>> START Supplied data

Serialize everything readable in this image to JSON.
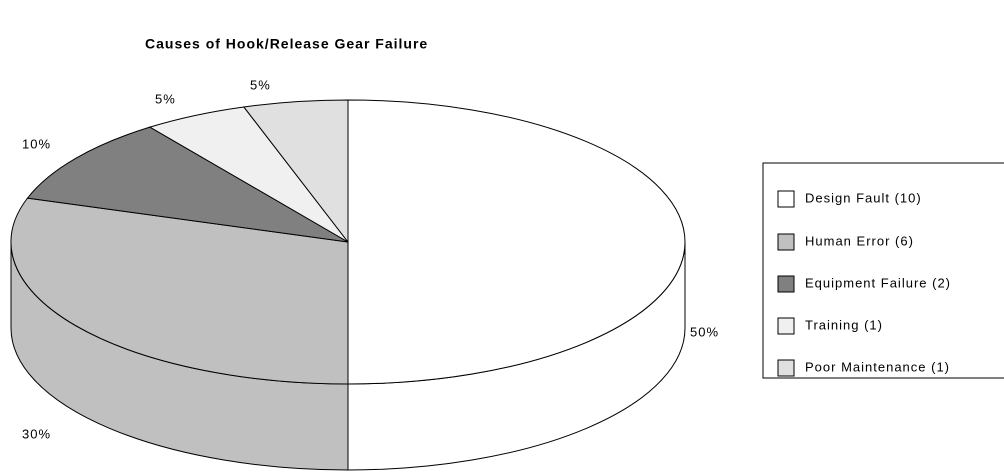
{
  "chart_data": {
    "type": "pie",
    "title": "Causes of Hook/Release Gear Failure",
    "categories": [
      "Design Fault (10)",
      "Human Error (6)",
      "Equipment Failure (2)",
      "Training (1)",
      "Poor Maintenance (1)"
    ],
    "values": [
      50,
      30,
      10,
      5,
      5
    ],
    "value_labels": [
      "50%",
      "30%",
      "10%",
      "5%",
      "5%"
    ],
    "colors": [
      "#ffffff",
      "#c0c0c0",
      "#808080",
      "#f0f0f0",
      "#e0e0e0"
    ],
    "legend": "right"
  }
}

>> END Supplied data

Your objective. Restate every record exactly, please; do not copy the pictures.

Task result.
Serialize everything readable in this image to JSON.
{
  "chart_data": {
    "type": "pie",
    "title": "Causes of Hook/Release Gear Failure",
    "categories": [
      "Design Fault (10)",
      "Human Error (6)",
      "Equipment Failure (2)",
      "Training (1)",
      "Poor Maintenance (1)"
    ],
    "values": [
      50,
      30,
      10,
      5,
      5
    ],
    "value_labels": [
      "50%",
      "30%",
      "10%",
      "5%",
      "5%"
    ],
    "colors": [
      "#ffffff",
      "#c0c0c0",
      "#808080",
      "#f0f0f0",
      "#e0e0e0"
    ],
    "legend": "right"
  }
}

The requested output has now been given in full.